Recourse and Non-Recourse Loans: Tax Implications

The type of loan you have also affects the taxes that you ultimately have to pay after the lender seizes and sells the asset you used to secure the loan. For recourse loans, taxpayers are treated as if they sold the recouped property to the lender at fair market value. If the lender forgives the amount that the borrower owes beyond the fair market value, that amount is treated as a cancellation of debt, which the Internal Revenue Service (IRS) can then tax. For non-recourse loans, debtors are treated as if they sold the asset for the outstanding balance on the loan.

To get a better idea about the tax implications of these loans, revisit the examples of Jennifer and Robert and assume that the fair market value of each property was $200,000. Because Jennifer had a recourse loan, the selling price of her home for tax purposes was $200,000. Because Robert had a non-recourse loan, the selling price was the balance of what he owed: $250,000.

RECORDED DATA:
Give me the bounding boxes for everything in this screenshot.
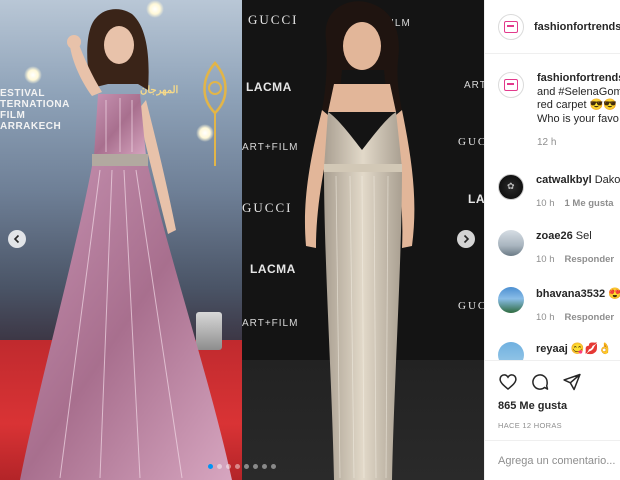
caption-username[interactable]: fashionfortrends: [537, 72, 620, 86]
brand-logo-icon: [504, 79, 518, 91]
photo-dakota-red-carpet: ESTIVAL TERNATIONA FILM ARRAKECH المهرجا…: [0, 0, 242, 480]
comment-username[interactable]: reyaaj: [536, 343, 568, 355]
carousel-dot[interactable]: [244, 464, 249, 469]
carousel-dot[interactable]: [208, 464, 213, 469]
avatar[interactable]: [498, 230, 524, 256]
carousel-prev-button[interactable]: [8, 230, 26, 248]
comment-item: bhavana3532 😍 10 h Responder: [498, 287, 620, 323]
caption-line: and #SelenaGom: [537, 86, 620, 100]
comment-timestamp[interactable]: 10 h: [536, 198, 555, 209]
comment-like-count[interactable]: 1 Me gusta: [565, 198, 614, 209]
comment-timestamp[interactable]: 10 h: [536, 312, 555, 323]
post-media[interactable]: ESTIVAL TERNATIONA FILM ARRAKECH المهرجا…: [0, 0, 484, 480]
like-count[interactable]: 865 Me gusta: [498, 400, 567, 412]
comment-text: Sel: [575, 230, 592, 242]
carousel-dots: [208, 464, 276, 469]
avatar[interactable]: [498, 13, 524, 40]
post-actions: 865 Me gusta HACE 12 HORAS: [485, 360, 620, 440]
post-side-panel: fashionfortrends fashionfortrends and #S…: [484, 0, 620, 480]
carousel-dot[interactable]: [226, 464, 231, 469]
post-header: fashionfortrends: [485, 0, 620, 54]
comments-list[interactable]: fashionfortrends and #SelenaGom red carp…: [485, 55, 620, 360]
paper-plane-icon: [563, 373, 581, 391]
comment-button[interactable]: [530, 372, 550, 392]
carousel-next-button[interactable]: [457, 230, 475, 248]
woman-in-silver-gown: [304, 1, 415, 480]
photo-selena-red-carpet: GUCCI LACMA ART+FILM GUCCI LACMA ART+FIL…: [242, 0, 484, 480]
comment-text: 😍: [608, 288, 620, 300]
add-comment-bar: [485, 440, 620, 480]
caption-hashtag[interactable]: and #SelenaGom: [537, 86, 620, 98]
avatar[interactable]: [498, 72, 524, 98]
chevron-left-icon: [13, 234, 20, 244]
comment-item: zoae26 Sel 10 h Responder: [498, 230, 620, 265]
comment-text: Dako: [594, 174, 620, 186]
avatar[interactable]: [498, 342, 524, 360]
reply-button[interactable]: Responder: [565, 312, 615, 323]
reply-button[interactable]: Responder: [565, 254, 615, 265]
carousel-dot[interactable]: [262, 464, 267, 469]
comment-bubble-icon: [532, 374, 549, 390]
share-button[interactable]: [562, 372, 582, 392]
comment-username[interactable]: bhavana3532: [536, 288, 605, 300]
avatar[interactable]: [498, 174, 524, 200]
comment-timestamp[interactable]: 10 h: [536, 254, 555, 265]
comment-item: catwalkbyl Dako 10 h 1 Me gusta: [498, 174, 620, 209]
comment-username[interactable]: zoae26: [536, 230, 573, 242]
post-timestamp[interactable]: HACE 12 HORAS: [498, 421, 562, 430]
carousel-dot[interactable]: [235, 464, 240, 469]
carousel-dot[interactable]: [217, 464, 222, 469]
comment-item: reyaaj 😋💋👌: [498, 342, 620, 360]
caption-line: Who is your favo: [537, 112, 619, 125]
chevron-right-icon: [463, 234, 470, 244]
carousel-dot[interactable]: [253, 464, 258, 469]
carousel-dot[interactable]: [271, 464, 276, 469]
avatar[interactable]: [498, 287, 524, 313]
comment-text: 😋💋👌: [570, 343, 612, 355]
heart-icon: [499, 374, 517, 391]
comment-input[interactable]: [498, 454, 620, 467]
post-username[interactable]: fashionfortrends: [534, 21, 620, 33]
woman-in-sequin-gown: [20, 9, 232, 480]
caption-timestamp[interactable]: 12 h: [537, 136, 620, 150]
caption-line: red carpet 😎😎: [537, 99, 617, 111]
post-caption: fashionfortrends and #SelenaGom red carp…: [498, 72, 620, 150]
comment-username[interactable]: catwalkbyl: [536, 174, 592, 186]
like-button[interactable]: [498, 372, 518, 392]
brand-logo-icon: [504, 20, 518, 33]
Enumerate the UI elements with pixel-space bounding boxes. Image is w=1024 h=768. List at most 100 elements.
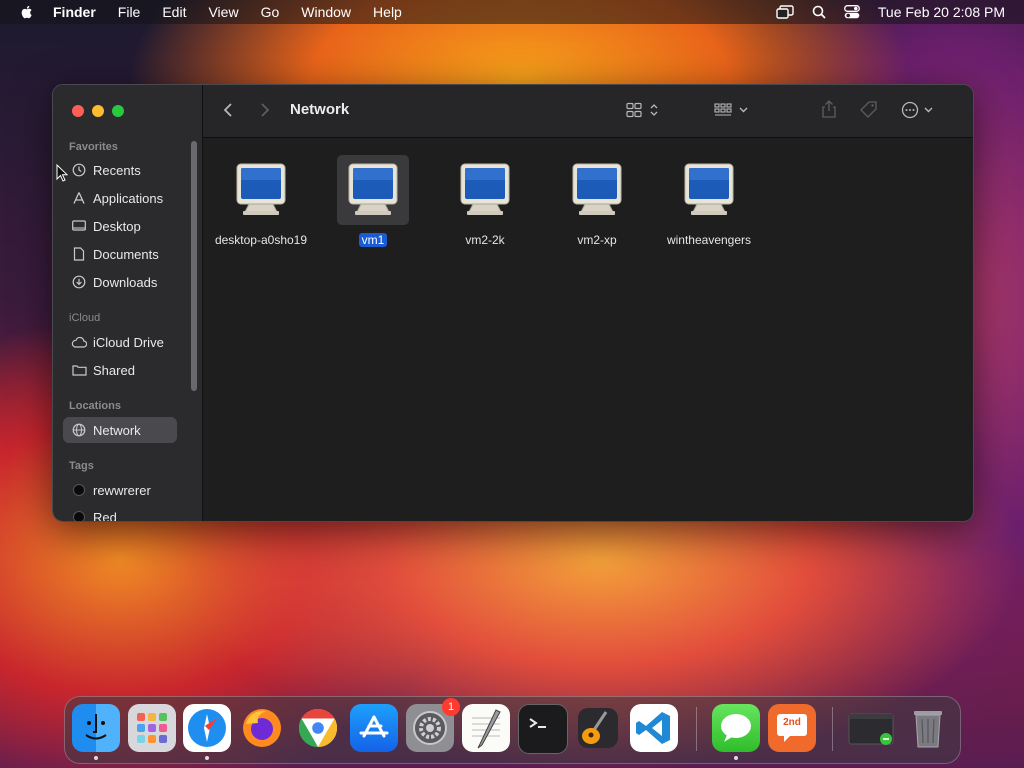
computer-icon — [337, 155, 409, 225]
gear-icon — [413, 711, 447, 745]
menu-clock[interactable]: Tue Feb 20 2:08 PM — [878, 4, 1005, 20]
tag-icon — [860, 101, 877, 118]
dock-launchpad[interactable] — [128, 704, 176, 752]
compass-icon — [188, 709, 226, 747]
document-icon — [71, 246, 87, 262]
dock-garageband[interactable] — [574, 704, 622, 752]
guitar-icon — [578, 708, 618, 748]
menu-file[interactable]: File — [118, 4, 141, 20]
zoom-window-button[interactable] — [112, 105, 124, 117]
tag-color-dot — [73, 484, 85, 496]
sidebar-scrollbar[interactable] — [191, 141, 197, 391]
terminal-icon — [529, 718, 546, 728]
sidebar-item-label: Shared — [93, 362, 135, 378]
sidebar-tag-red[interactable]: Red — [63, 504, 177, 522]
desktop-icon — [71, 218, 87, 234]
sidebar-item-network[interactable]: Network — [63, 417, 177, 443]
dock-system-settings[interactable]: 1 — [406, 698, 460, 752]
dock-minimized-window[interactable] — [848, 704, 896, 752]
sidebar-item-shared[interactable]: Shared — [63, 357, 177, 383]
dock-safari[interactable] — [183, 704, 231, 752]
trash-icon — [914, 711, 942, 748]
sidebar-item-icloud-drive[interactable]: iCloud Drive — [63, 329, 177, 355]
network-computer-item[interactable]: desktop-a0sho19 — [211, 155, 311, 249]
network-computer-item[interactable]: vm1 — [323, 155, 423, 249]
back-button[interactable] — [223, 102, 233, 118]
window-title: Network — [290, 101, 350, 118]
sidebar-item-downloads[interactable]: Downloads — [63, 269, 177, 295]
file-name: vm2-2k — [465, 233, 505, 247]
cloud-icon — [71, 334, 87, 350]
download-icon — [71, 274, 87, 290]
sidebar-item-label: Network — [93, 422, 141, 438]
sidebar-item-label: Downloads — [93, 274, 158, 290]
sidebar-item-documents[interactable]: Documents — [63, 241, 177, 267]
firefox-icon — [243, 709, 281, 747]
dock-chrome[interactable] — [294, 704, 342, 752]
network-computer-item[interactable]: vm2-2k — [435, 155, 535, 249]
file-name: vm2-xp — [577, 233, 617, 247]
group-by-button[interactable] — [714, 102, 750, 118]
clock-icon — [71, 162, 87, 178]
computer-icon — [449, 155, 521, 225]
tags-button[interactable] — [859, 100, 879, 120]
app-label: 2nd — [783, 717, 801, 728]
menu-edit[interactable]: Edit — [162, 4, 186, 20]
dock-trash[interactable] — [904, 704, 952, 752]
dock-terminal[interactable] — [518, 704, 568, 754]
apple-logo-icon[interactable] — [19, 4, 35, 20]
dock-textedit[interactable] — [462, 704, 510, 752]
computer-icon — [225, 155, 297, 225]
menu-go[interactable]: Go — [261, 4, 280, 20]
sidebar-item-label: rewwrerer — [93, 482, 151, 498]
menu-bar: Finder File Edit View Go Window Help Tue… — [0, 0, 1024, 24]
chevron-right-icon — [261, 103, 270, 117]
minimize-window-button[interactable] — [92, 105, 104, 117]
network-computer-item[interactable]: wintheavengers — [659, 155, 759, 249]
dock-2nd-app[interactable]: 2nd — [768, 704, 816, 752]
chat-bubble-icon — [721, 714, 751, 742]
close-window-button[interactable] — [72, 105, 84, 117]
forward-button[interactable] — [260, 102, 270, 118]
menu-help[interactable]: Help — [373, 4, 402, 20]
sidebar-item-desktop[interactable]: Desktop — [63, 213, 177, 239]
control-center-icon[interactable] — [843, 5, 860, 19]
dock-firefox[interactable] — [238, 704, 286, 752]
share-button[interactable] — [821, 100, 837, 118]
file-name: desktop-a0sho19 — [214, 233, 308, 247]
tag-color-dot — [73, 511, 85, 521]
file-name: vm1 — [358, 233, 388, 247]
more-actions-button[interactable] — [901, 101, 937, 119]
sidebar-item-recents[interactable]: Recents — [63, 157, 177, 183]
finder-window: Favorites Recents Applications Desktop D… — [52, 84, 974, 522]
icon-view-icon — [626, 102, 658, 118]
dock-app-store[interactable] — [350, 704, 398, 752]
network-computer-item[interactable]: vm2-xp — [547, 155, 647, 249]
dock-messages[interactable] — [712, 704, 760, 752]
shared-folder-icon — [71, 362, 87, 378]
menu-app-name[interactable]: Finder — [53, 4, 96, 20]
sidebar-tag-rewwrerer[interactable]: rewwrerer — [63, 477, 177, 503]
sidebar-item-label: Desktop — [93, 218, 141, 234]
mouse-cursor-icon — [56, 164, 68, 182]
finder-content: Network desktop-a0sho19 vm1 vm2-2k vm2-x… — [203, 85, 973, 521]
file-name: wintheavengers — [666, 233, 752, 247]
sidebar-section-tags: Tags — [69, 460, 94, 472]
sidebar-section-favorites: Favorites — [69, 141, 118, 153]
dock-vscode[interactable] — [630, 704, 678, 752]
dock-finder[interactable] — [72, 704, 120, 752]
sidebar-item-applications[interactable]: Applications — [63, 185, 177, 211]
sidebar-section-icloud: iCloud — [69, 312, 101, 324]
view-icons-button[interactable] — [626, 102, 660, 118]
window-controls — [72, 105, 132, 117]
chrome-icon — [298, 708, 338, 748]
sidebar-item-label: Red — [93, 509, 117, 522]
computer-icon — [561, 155, 633, 225]
vscode-icon — [636, 712, 670, 744]
finder-sidebar: Favorites Recents Applications Desktop D… — [53, 85, 203, 521]
menu-window[interactable]: Window — [301, 4, 351, 20]
notification-badge: 1 — [442, 698, 460, 716]
menu-view[interactable]: View — [208, 4, 238, 20]
screen-mirroring-icon[interactable] — [776, 5, 794, 19]
spotlight-search-icon[interactable] — [812, 5, 826, 19]
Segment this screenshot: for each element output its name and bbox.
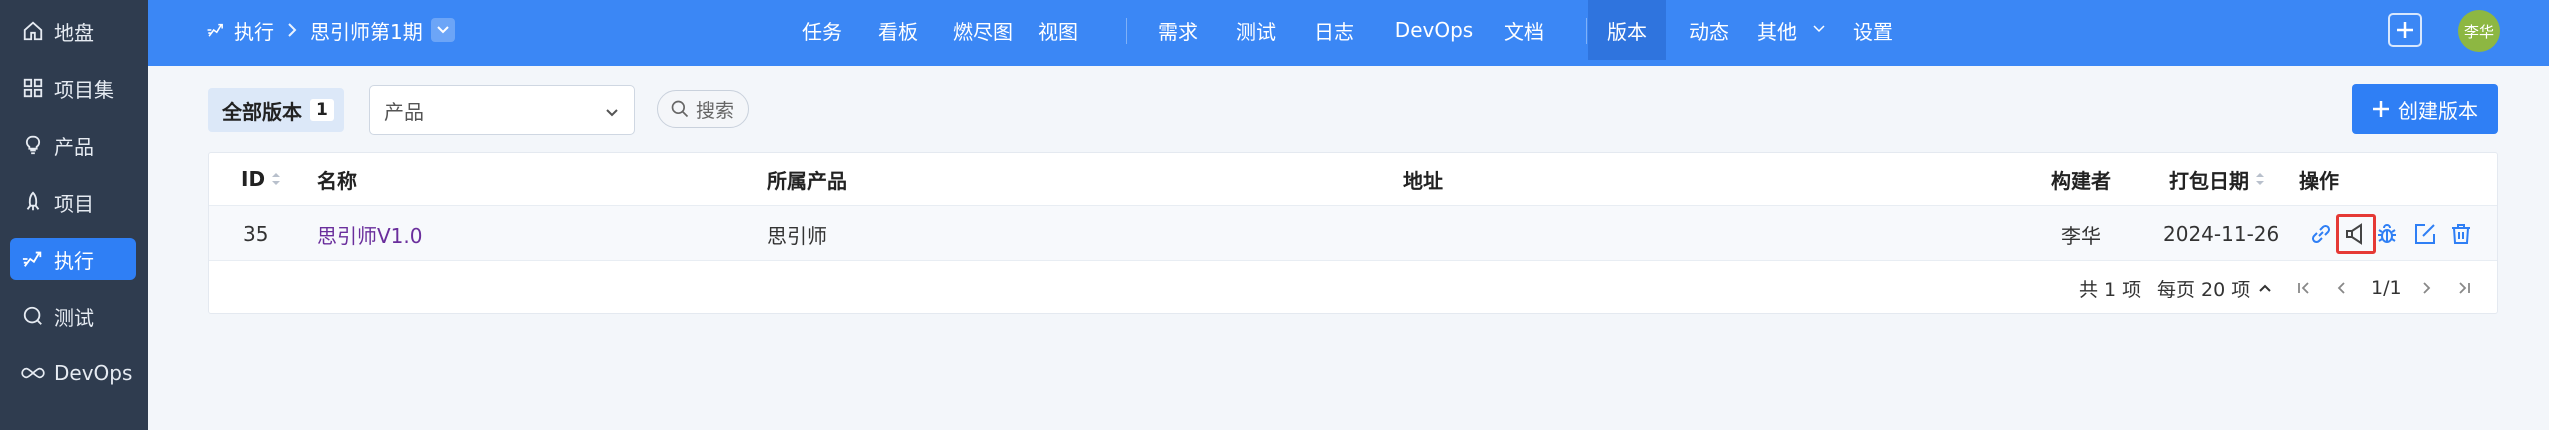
sidebar-item-program[interactable]: 项目集 bbox=[10, 67, 136, 109]
nav-tab-test[interactable]: 测试 bbox=[1226, 0, 1286, 60]
nav-divider bbox=[1586, 18, 1587, 44]
cell-date: 2024-11-26 bbox=[2163, 222, 2280, 246]
search-icon bbox=[670, 99, 690, 119]
nav-tab-other[interactable]: 其他 bbox=[1752, 0, 1802, 60]
first-page-icon[interactable] bbox=[2295, 279, 2313, 297]
column-header-id[interactable]: ID bbox=[241, 153, 281, 205]
count-badge: 1 bbox=[310, 99, 334, 121]
next-page-icon[interactable] bbox=[2417, 279, 2435, 297]
sidebar-item-label: 地盘 bbox=[54, 20, 94, 45]
sidebar: 地盘 项目集 产品 项目 执行 测试 DevOps bbox=[0, 0, 148, 430]
column-header-label: ID bbox=[241, 167, 266, 191]
nav-tab-devops[interactable]: DevOps bbox=[1386, 0, 1482, 60]
sidebar-item-label: 测试 bbox=[54, 305, 94, 330]
grid-icon bbox=[18, 77, 48, 99]
sidebar-item-product[interactable]: 产品 bbox=[10, 124, 136, 166]
sidebar-item-label: 产品 bbox=[54, 134, 94, 159]
pager-per-page-label: 每页 20 项 bbox=[2157, 278, 2251, 301]
search-label: 搜索 bbox=[696, 99, 735, 122]
sort-icon bbox=[271, 172, 281, 186]
sidebar-item-label: 项目 bbox=[54, 191, 94, 216]
run-icon bbox=[18, 248, 48, 270]
rocket-icon bbox=[18, 191, 48, 213]
nav-tab-settings[interactable]: 设置 bbox=[1842, 0, 1904, 60]
delete-icon[interactable] bbox=[2447, 220, 2475, 248]
infinity-icon bbox=[18, 366, 48, 380]
bug-icon[interactable] bbox=[2373, 220, 2401, 248]
pager-per-page[interactable]: 每页 20 项 bbox=[2157, 261, 2272, 315]
tab-all-versions-label: 全部版本 bbox=[222, 99, 302, 124]
tab-all-versions[interactable]: 全部版本 1 bbox=[208, 88, 344, 132]
sidebar-item-label: 执行 bbox=[54, 248, 94, 273]
column-header-address: 地址 bbox=[1403, 168, 1443, 193]
nav-tab-task[interactable]: 任务 bbox=[792, 0, 852, 60]
edit-icon[interactable] bbox=[2411, 220, 2439, 248]
nav-tab-burndown[interactable]: 燃尽图 bbox=[948, 0, 1018, 60]
prev-page-icon[interactable] bbox=[2333, 279, 2351, 297]
pager-page: 1/1 bbox=[2371, 277, 2402, 299]
home-icon bbox=[18, 20, 48, 42]
product-select[interactable]: 产品 bbox=[369, 85, 635, 135]
link-icon[interactable] bbox=[2307, 220, 2335, 248]
chevron-down-icon bbox=[604, 100, 620, 124]
avatar[interactable]: 李华 bbox=[2458, 10, 2500, 52]
last-page-icon[interactable] bbox=[2455, 279, 2473, 297]
chevron-right-icon bbox=[286, 22, 298, 38]
product-select-value: 产品 bbox=[384, 99, 424, 124]
sidebar-item-project[interactable]: 项目 bbox=[10, 181, 136, 223]
column-header-product: 所属产品 bbox=[767, 168, 847, 193]
chevron-down-icon bbox=[437, 26, 449, 34]
version-table: ID 名称 所属产品 地址 构建者 打包日期 操作 35 思引师V1.0 思引师… bbox=[208, 152, 2498, 314]
create-version-label: 创建版本 bbox=[2398, 98, 2478, 123]
nav-divider bbox=[1126, 18, 1127, 44]
column-header-label: 打包日期 bbox=[2169, 168, 2249, 193]
cell-product: 思引师 bbox=[767, 223, 827, 248]
table-row: 35 思引师V1.0 思引师 李华 2024-11-26 bbox=[209, 205, 2497, 261]
nav-tab-kanban[interactable]: 看板 bbox=[868, 0, 928, 60]
nav-tab-story[interactable]: 需求 bbox=[1148, 0, 1208, 60]
column-header-date[interactable]: 打包日期 bbox=[2169, 153, 2265, 205]
sidebar-item-dashboard[interactable]: 地盘 bbox=[10, 10, 136, 52]
sidebar-item-test[interactable]: 测试 bbox=[10, 295, 136, 337]
column-header-actions: 操作 bbox=[2299, 168, 2339, 193]
cell-builder: 李华 bbox=[2061, 223, 2101, 248]
breadcrumb: 执行 思引师第1期 bbox=[206, 0, 455, 60]
breadcrumb-current[interactable]: 思引师第1期 bbox=[310, 16, 423, 45]
sidebar-item-label: DevOps bbox=[54, 361, 133, 385]
sidebar-item-label: 项目集 bbox=[54, 77, 114, 102]
sort-icon bbox=[2255, 172, 2265, 186]
cell-name-link[interactable]: 思引师V1.0 bbox=[317, 206, 423, 262]
quick-create-button[interactable] bbox=[2388, 13, 2422, 47]
sidebar-item-devops[interactable]: DevOps bbox=[10, 352, 136, 394]
top-header: 执行 思引师第1期 任务 看板 燃尽图 视图 需求 测试 日志 DevOps 文… bbox=[148, 0, 2549, 66]
nav-tab-doc[interactable]: 文档 bbox=[1494, 0, 1554, 60]
bulb-icon bbox=[18, 134, 48, 156]
chevron-up-icon bbox=[2258, 283, 2272, 293]
sidebar-item-execution[interactable]: 执行 bbox=[10, 238, 136, 280]
release-notice-icon[interactable] bbox=[2336, 214, 2376, 254]
search-button[interactable]: 搜索 bbox=[657, 90, 749, 128]
plus-icon bbox=[2372, 100, 2390, 118]
run-icon bbox=[206, 20, 226, 40]
nav-tab-log[interactable]: 日志 bbox=[1304, 0, 1364, 60]
create-version-button[interactable]: 创建版本 bbox=[2352, 84, 2498, 134]
breadcrumb-dropdown-button[interactable] bbox=[430, 18, 455, 42]
magnifier-icon bbox=[18, 305, 48, 327]
pager-total: 共 1 项 bbox=[2079, 278, 2142, 301]
chevron-down-icon bbox=[1812, 24, 1826, 34]
nav-tab-dynamic[interactable]: 动态 bbox=[1678, 0, 1740, 60]
column-header-builder: 构建者 bbox=[2051, 168, 2111, 193]
column-header-name: 名称 bbox=[317, 168, 357, 193]
breadcrumb-root[interactable]: 执行 bbox=[234, 16, 274, 45]
nav-tab-view[interactable]: 视图 bbox=[1028, 0, 1088, 60]
nav-tab-build[interactable]: 版本 bbox=[1588, 0, 1666, 60]
plus-icon bbox=[2397, 22, 2413, 38]
cell-id: 35 bbox=[243, 222, 269, 246]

THE REQUEST: Going through the text on recourse and non-recourse loans from start to end, list every dollar amount it mentions, each with what the text says that amount stands for.

EXERCISE RESPONSE:
- $200,000: the assumed fair market value of each property
- $200,000: the selling price of Jennifer's home for tax purposes, since she had a recourse loan
- $250,000: Robert's selling price for tax purposes, the balance of what he owed on his non-recourse loan